Write out all of the data without omission, exactly as shown.

-------- Stored rows

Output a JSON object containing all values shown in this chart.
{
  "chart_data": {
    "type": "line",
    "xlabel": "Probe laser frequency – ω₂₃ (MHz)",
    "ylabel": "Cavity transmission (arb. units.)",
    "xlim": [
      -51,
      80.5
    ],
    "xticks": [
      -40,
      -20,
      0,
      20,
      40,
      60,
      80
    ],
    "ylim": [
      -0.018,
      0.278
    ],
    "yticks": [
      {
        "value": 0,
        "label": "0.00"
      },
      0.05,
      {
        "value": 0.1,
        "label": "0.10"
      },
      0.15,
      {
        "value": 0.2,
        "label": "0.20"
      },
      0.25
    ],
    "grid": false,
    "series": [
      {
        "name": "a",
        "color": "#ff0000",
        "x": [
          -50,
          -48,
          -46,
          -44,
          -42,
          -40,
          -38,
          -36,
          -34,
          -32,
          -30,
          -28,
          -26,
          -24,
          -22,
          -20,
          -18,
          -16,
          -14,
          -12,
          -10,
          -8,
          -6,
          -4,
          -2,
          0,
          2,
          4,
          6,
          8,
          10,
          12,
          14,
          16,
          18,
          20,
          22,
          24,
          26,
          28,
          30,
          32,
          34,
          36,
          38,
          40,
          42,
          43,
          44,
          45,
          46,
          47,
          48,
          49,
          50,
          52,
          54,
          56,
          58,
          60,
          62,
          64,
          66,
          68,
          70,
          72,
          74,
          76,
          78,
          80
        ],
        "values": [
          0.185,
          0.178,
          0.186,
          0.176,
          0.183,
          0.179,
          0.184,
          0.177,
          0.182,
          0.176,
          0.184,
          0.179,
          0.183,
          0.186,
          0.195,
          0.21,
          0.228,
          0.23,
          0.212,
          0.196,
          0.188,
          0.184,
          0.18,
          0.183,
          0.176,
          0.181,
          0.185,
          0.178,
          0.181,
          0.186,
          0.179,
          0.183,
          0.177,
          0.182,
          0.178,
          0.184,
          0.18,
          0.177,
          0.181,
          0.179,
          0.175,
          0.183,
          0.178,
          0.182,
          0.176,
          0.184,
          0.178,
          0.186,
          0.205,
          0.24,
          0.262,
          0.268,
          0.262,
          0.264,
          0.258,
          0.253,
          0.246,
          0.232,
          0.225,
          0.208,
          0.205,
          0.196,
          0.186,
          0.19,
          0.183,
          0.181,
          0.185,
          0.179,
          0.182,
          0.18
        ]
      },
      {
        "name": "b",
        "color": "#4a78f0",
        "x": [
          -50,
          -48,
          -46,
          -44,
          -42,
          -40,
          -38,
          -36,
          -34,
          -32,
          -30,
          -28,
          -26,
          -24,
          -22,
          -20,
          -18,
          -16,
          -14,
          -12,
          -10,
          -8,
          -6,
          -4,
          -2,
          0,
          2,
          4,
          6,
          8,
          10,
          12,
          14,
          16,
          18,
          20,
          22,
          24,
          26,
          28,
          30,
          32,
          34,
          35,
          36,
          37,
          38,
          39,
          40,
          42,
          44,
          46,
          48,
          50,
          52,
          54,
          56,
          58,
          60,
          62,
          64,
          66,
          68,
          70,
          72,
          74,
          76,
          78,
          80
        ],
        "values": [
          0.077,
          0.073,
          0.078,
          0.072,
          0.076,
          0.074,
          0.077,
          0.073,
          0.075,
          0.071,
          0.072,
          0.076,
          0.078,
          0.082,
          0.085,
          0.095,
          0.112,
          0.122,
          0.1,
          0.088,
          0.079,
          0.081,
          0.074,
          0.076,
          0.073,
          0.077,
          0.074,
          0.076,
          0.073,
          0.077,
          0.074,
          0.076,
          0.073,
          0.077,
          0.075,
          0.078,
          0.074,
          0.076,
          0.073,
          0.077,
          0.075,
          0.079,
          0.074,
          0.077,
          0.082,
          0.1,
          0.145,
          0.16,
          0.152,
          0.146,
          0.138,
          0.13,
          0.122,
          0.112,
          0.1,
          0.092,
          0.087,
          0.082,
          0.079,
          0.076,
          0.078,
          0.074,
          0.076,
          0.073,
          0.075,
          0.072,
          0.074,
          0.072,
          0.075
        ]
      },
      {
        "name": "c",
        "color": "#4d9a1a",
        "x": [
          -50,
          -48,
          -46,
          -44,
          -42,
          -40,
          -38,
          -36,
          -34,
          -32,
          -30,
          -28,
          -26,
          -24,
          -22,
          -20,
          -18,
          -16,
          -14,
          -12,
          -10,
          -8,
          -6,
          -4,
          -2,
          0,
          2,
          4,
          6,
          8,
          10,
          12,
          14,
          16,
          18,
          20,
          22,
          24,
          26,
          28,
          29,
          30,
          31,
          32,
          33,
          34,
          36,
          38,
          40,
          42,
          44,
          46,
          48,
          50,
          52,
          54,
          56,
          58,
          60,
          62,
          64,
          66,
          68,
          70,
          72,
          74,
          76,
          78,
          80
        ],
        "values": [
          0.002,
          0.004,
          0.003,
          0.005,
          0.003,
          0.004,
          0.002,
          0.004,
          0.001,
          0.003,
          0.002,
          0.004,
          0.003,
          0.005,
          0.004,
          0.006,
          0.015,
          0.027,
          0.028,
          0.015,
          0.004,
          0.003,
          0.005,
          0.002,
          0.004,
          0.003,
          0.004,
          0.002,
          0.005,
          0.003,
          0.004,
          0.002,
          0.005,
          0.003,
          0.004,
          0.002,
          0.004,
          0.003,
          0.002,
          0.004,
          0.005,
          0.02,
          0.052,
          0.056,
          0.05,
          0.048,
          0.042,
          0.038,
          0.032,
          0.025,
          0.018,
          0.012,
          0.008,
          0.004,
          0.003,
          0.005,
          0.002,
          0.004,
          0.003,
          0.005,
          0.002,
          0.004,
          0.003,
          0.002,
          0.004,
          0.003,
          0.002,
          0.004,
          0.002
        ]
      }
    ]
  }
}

----------------

**Correct output**
Output a JSON object containing all values shown in this chart.
{
  "chart_data": {
    "type": "line",
    "xlabel": "Probe laser frequency – ω₂₃ (MHz)",
    "ylabel": "Cavity transmission (arb. units.)",
    "xlim": [
      -51,
      80.5
    ],
    "xticks": [
      -40,
      -20,
      0,
      20,
      40,
      60,
      80
    ],
    "ylim": [
      -0.018,
      0.278
    ],
    "yticks": [
      {
        "value": 0,
        "label": "0.00"
      },
      0.05,
      {
        "value": 0.1,
        "label": "0.10"
      },
      0.15,
      {
        "value": 0.2,
        "label": "0.20"
      },
      0.25
    ],
    "grid": false,
    "series": [
      {
        "name": "a",
        "color": "#ff0000",
        "x": [
          -50,
          -48,
          -46,
          -44,
          -42,
          -40,
          -38,
          -36,
          -34,
          -32,
          -30,
          -28,
          -26,
          -24,
          -22,
          -20,
          -18,
          -16,
          -14,
          -12,
          -10,
          -8,
          -6,
          -4,
          -2,
          0,
          2,
          4,
          6,
          8,
          10,
          12,
          14,
          16,
          18,
          20,
          22,
          24,
          26,
          28,
          30,
          32,
          34,
          36,
          38,
          40,
          42,
          43,
          44,
          45,
          46,
          47,
          48,
          49,
          50,
          52,
          54,
          56,
          58,
          60,
          62,
          64,
          66,
          68,
          70,
          72,
          74,
          76,
          78,
          80
        ],
        "values": [
          0.185,
          0.178,
          0.186,
          0.176,
          0.183,
          0.179,
          0.184,
          0.177,
          0.182,
          0.176,
          0.184,
          0.179,
          0.183,
          0.186,
          0.195,
          0.21,
          0.228,
          0.23,
          0.212,
          0.196,
          0.188,
          0.184,
          0.18,
          0.183,
          0.176,
          0.181,
          0.185,
          0.178,
          0.181,
          0.186,
          0.179,
          0.183,
          0.177,
          0.182,
          0.178,
          0.184,
          0.18,
          0.177,
          0.181,
          0.179,
          0.175,
          0.183,
          0.178,
          0.182,
          0.176,
          0.184,
          0.178,
          0.186,
          0.205,
          0.24,
          0.262,
          0.268,
          0.262,
          0.264,
          0.258,
          0.253,
          0.246,
          0.232,
          0.225,
          0.208,
          0.205,
          0.196,
          0.186,
          0.19,
          0.183,
          0.181,
          0.185,
          0.179,
          0.182,
          0.18
        ]
      },
      {
        "name": "b",
        "color": "#4a78f0",
        "x": [
          -50,
          -48,
          -46,
          -44,
          -42,
          -40,
          -38,
          -36,
          -34,
          -32,
          -30,
          -28,
          -26,
          -24,
          -22,
          -20,
          -18,
          -16,
          -14,
          -12,
          -10,
          -8,
          -6,
          -4,
          -2,
          0,
          2,
          4,
          6,
          8,
          10,
          12,
          14,
          16,
          18,
          20,
          22,
          24,
          26,
          28,
          30,
          32,
          34,
          35,
          36,
          37,
          38,
          39,
          40,
          42,
          44,
          46,
          48,
          50,
          52,
          54,
          56,
          58,
          60,
          62,
          64,
          66,
          68,
          70,
          72,
          74,
          76,
          78,
          80
        ],
        "values": [
          0.077,
          0.073,
          0.078,
          0.072,
          0.076,
          0.074,
          0.077,
          0.073,
          0.075,
          0.071,
          0.072,
          0.076,
          0.078,
          0.082,
          0.085,
          0.095,
          0.112,
          0.122,
          0.1,
          0.088,
          0.079,
          0.081,
          0.074,
          0.076,
          0.073,
          0.077,
          0.074,
          0.076,
          0.073,
          0.077,
          0.074,
          0.076,
          0.073,
          0.077,
          0.075,
          0.078,
          0.074,
          0.076,
          0.073,
          0.077,
          0.075,
          0.079,
          0.074,
          0.077,
          0.082,
          0.1,
          0.145,
          0.16,
          0.152,
          0.146,
          0.138,
          0.13,
          0.122,
          0.112,
          0.1,
          0.092,
          0.087,
          0.082,
          0.079,
          0.076,
          0.078,
          0.074,
          0.076,
          0.073,
          0.075,
          0.072,
          0.074,
          0.072,
          0.075
        ]
      },
      {
        "name": "c",
        "color": "#4d9a1a",
        "x": [
          -50,
          -48,
          -46,
          -44,
          -42,
          -40,
          -38,
          -36,
          -34,
          -32,
          -30,
          -28,
          -26,
          -24,
          -22,
          -20,
          -18,
          -16,
          -14,
          -12,
          -10,
          -8,
          -6,
          -4,
          -2,
          0,
          2,
          4,
          6,
          8,
          10,
          12,
          14,
          16,
          18,
          20,
          22,
          24,
          26,
          28,
          29,
          30,
          31,
          32,
          33,
          34,
          36,
          38,
          40,
          42,
          44,
          46,
          48,
          50,
          52,
          54,
          56,
          58,
          60,
          62,
          64,
          66,
          68,
          70,
          72,
          74,
          76,
          78,
          80
        ],
        "values": [
          0.002,
          0.004,
          0.003,
          0.005,
          0.003,
          0.004,
          0.002,
          0.004,
          0.001,
          0.003,
          0.002,
          0.004,
          0.003,
          0.005,
          0.004,
          0.006,
          0.015,
          0.027,
          0.028,
          0.015,
          0.004,
          0.003,
          0.005,
          0.002,
          0.004,
          0.003,
          0.004,
          0.002,
          0.005,
          0.003,
          0.004,
          0.002,
          0.005,
          0.003,
          0.004,
          0.002,
          0.004,
          0.003,
          0.002,
          0.004,
          0.005,
          0.02,
          0.052,
          0.056,
          0.05,
          0.048,
          0.042,
          0.038,
          0.032,
          0.025,
          0.018,
          0.012,
          0.008,
          0.004,
          0.003,
          0.005,
          0.002,
          0.004,
          0.003,
          0.005,
          0.002,
          0.004,
          0.003,
          0.002,
          0.004,
          0.003,
          0.002,
          0.004,
          0.002
        ]
      }
    ]
  }
}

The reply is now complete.